> **PROVIDED DATA**

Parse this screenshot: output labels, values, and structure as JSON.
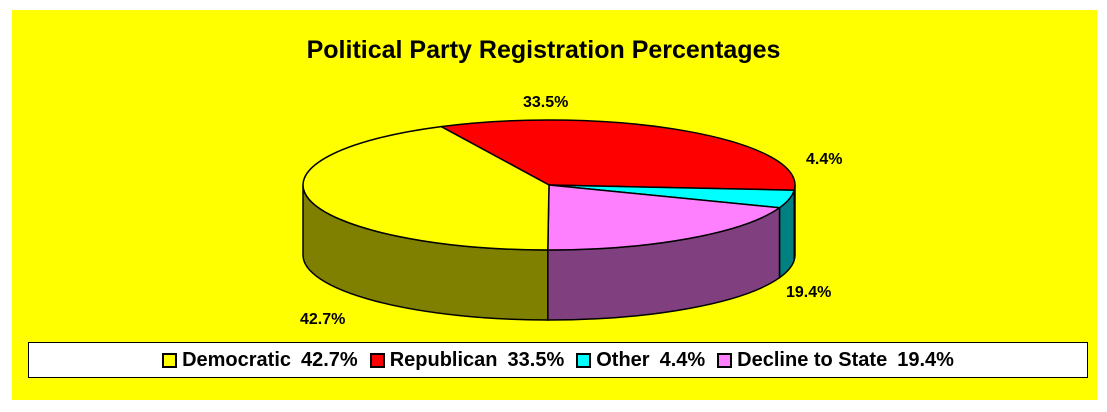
{
  "chart_data": {
    "type": "pie",
    "title": "Political Party Registration Percentages",
    "three_d": true,
    "categories": [
      "Democratic",
      "Republican",
      "Other",
      "Decline to State"
    ],
    "values": [
      42.7,
      33.5,
      4.4,
      19.4
    ],
    "data_labels": [
      "42.7%",
      "33.5%",
      "4.4%",
      "19.4%"
    ],
    "colors": [
      "#ffff00",
      "#ff0000",
      "#00ffff",
      "#ff80ff"
    ],
    "side_colors": [
      "#808000",
      "#800000",
      "#008080",
      "#804080"
    ],
    "background_color": "#ffff00",
    "legend_position": "bottom",
    "legend": [
      {
        "name": "Democratic",
        "value": "42.7%"
      },
      {
        "name": "Republican",
        "value": "33.5%"
      },
      {
        "name": "Other",
        "value": "4.4%"
      },
      {
        "name": "Decline to State",
        "value": "19.4%"
      }
    ]
  }
}
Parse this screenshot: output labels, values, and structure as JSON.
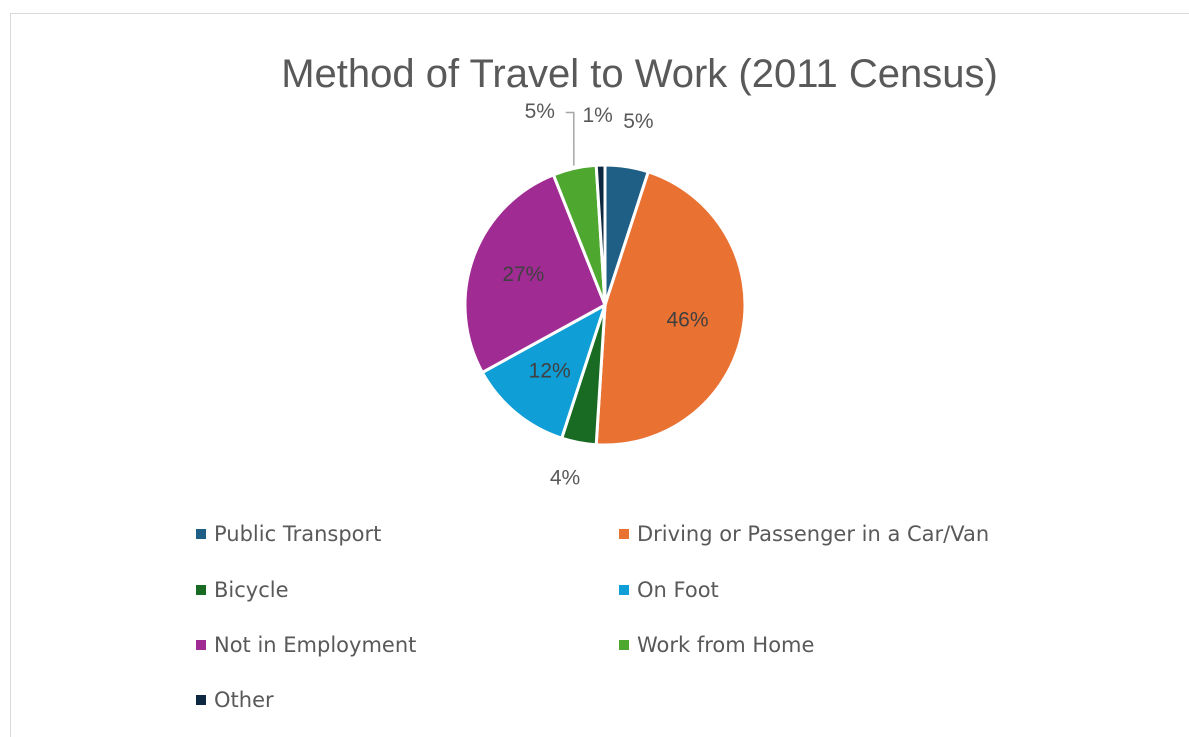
{
  "chart_data": {
    "type": "pie",
    "title": "Method of Travel to Work (2011 Census)",
    "categories": [
      "Public Transport",
      "Driving or Passenger in a Car/Van",
      "Bicycle",
      "On Foot",
      "Not in Employment",
      "Work from Home",
      "Other"
    ],
    "values": [
      5,
      46,
      4,
      12,
      27,
      5,
      1
    ],
    "labels": [
      "5%",
      "46%",
      "4%",
      "12%",
      "27%",
      "5%",
      "1%"
    ],
    "colors": [
      "#1f5f86",
      "#e97132",
      "#196b24",
      "#0f9ed5",
      "#a02b93",
      "#4ea72e",
      "#0e2841"
    ],
    "legend_position": "bottom",
    "start_angle_deg": 0,
    "direction": "clockwise"
  }
}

> **PROBLEM REQUIREMENTS**
None of the pictures should appear; repeat the records exactly otherwise.

> **REPLY TO THE EXERCISE**
Parse this screenshot: output labels, values, and structure as JSON.
{
  "chart_data": {
    "type": "pie",
    "title": "Political Party Registration Percentages",
    "three_d": true,
    "categories": [
      "Democratic",
      "Republican",
      "Other",
      "Decline to State"
    ],
    "values": [
      42.7,
      33.5,
      4.4,
      19.4
    ],
    "data_labels": [
      "42.7%",
      "33.5%",
      "4.4%",
      "19.4%"
    ],
    "colors": [
      "#ffff00",
      "#ff0000",
      "#00ffff",
      "#ff80ff"
    ],
    "side_colors": [
      "#808000",
      "#800000",
      "#008080",
      "#804080"
    ],
    "background_color": "#ffff00",
    "legend_position": "bottom",
    "legend": [
      {
        "name": "Democratic",
        "value": "42.7%"
      },
      {
        "name": "Republican",
        "value": "33.5%"
      },
      {
        "name": "Other",
        "value": "4.4%"
      },
      {
        "name": "Decline to State",
        "value": "19.4%"
      }
    ]
  }
}
Parse this screenshot: output labels, values, and structure as JSON.
{
  "chart_data": {
    "type": "pie",
    "title": "Method of Travel to Work (2011 Census)",
    "categories": [
      "Public Transport",
      "Driving or Passenger in a Car/Van",
      "Bicycle",
      "On Foot",
      "Not in Employment",
      "Work from Home",
      "Other"
    ],
    "values": [
      5,
      46,
      4,
      12,
      27,
      5,
      1
    ],
    "labels": [
      "5%",
      "46%",
      "4%",
      "12%",
      "27%",
      "5%",
      "1%"
    ],
    "colors": [
      "#1f5f86",
      "#e97132",
      "#196b24",
      "#0f9ed5",
      "#a02b93",
      "#4ea72e",
      "#0e2841"
    ],
    "legend_position": "bottom",
    "start_angle_deg": 0,
    "direction": "clockwise"
  }
}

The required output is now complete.